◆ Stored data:
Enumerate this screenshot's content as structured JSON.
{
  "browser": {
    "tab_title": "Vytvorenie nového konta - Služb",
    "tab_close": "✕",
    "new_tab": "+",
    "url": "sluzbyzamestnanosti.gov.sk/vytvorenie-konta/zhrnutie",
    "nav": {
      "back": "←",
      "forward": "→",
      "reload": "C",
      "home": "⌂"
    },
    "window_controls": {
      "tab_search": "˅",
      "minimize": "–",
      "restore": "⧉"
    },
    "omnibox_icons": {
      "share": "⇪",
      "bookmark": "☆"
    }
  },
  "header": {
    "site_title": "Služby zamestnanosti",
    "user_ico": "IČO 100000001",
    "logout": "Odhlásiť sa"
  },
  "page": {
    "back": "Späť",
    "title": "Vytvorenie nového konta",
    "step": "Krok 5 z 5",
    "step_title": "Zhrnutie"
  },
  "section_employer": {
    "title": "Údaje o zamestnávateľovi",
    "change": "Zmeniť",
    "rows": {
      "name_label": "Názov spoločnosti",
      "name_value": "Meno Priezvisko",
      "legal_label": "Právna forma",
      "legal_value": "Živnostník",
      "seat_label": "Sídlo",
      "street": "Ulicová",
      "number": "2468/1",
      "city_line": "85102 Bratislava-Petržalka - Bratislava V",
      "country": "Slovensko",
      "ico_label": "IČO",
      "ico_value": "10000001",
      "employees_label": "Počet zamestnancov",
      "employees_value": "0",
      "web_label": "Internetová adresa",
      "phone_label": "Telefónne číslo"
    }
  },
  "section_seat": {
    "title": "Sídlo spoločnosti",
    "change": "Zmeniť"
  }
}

---

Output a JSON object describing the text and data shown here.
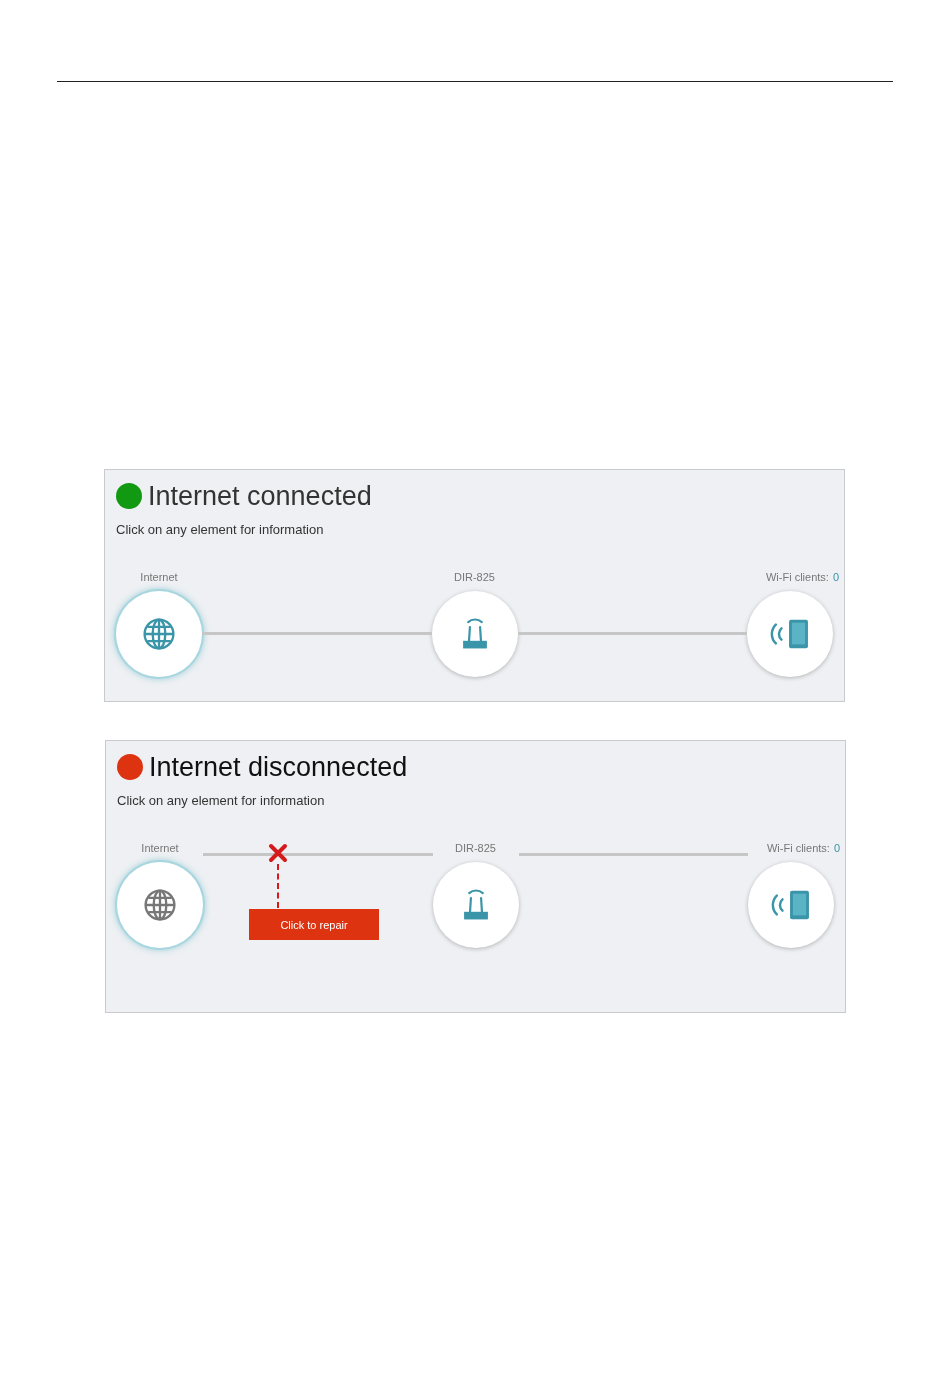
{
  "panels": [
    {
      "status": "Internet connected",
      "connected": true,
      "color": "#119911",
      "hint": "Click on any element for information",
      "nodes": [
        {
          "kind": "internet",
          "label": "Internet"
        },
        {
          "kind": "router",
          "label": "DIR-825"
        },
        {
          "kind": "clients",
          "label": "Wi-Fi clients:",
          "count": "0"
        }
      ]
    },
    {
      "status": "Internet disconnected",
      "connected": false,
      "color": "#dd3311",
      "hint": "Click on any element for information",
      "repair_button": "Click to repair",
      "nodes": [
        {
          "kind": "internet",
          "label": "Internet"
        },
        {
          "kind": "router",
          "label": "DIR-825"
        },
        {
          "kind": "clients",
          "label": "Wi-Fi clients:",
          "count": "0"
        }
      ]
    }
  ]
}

◆ STATED PROBLEM: Pull out every line of the records that includes the string "konta".

◆ IN RESPONSE:
    "tab_title": "Vytvorenie nového konta - Služb",
    "url": "sluzbyzamestnanosti.gov.sk/vytvorenie-konta/zhrnutie",
    "title": "Vytvorenie nového konta",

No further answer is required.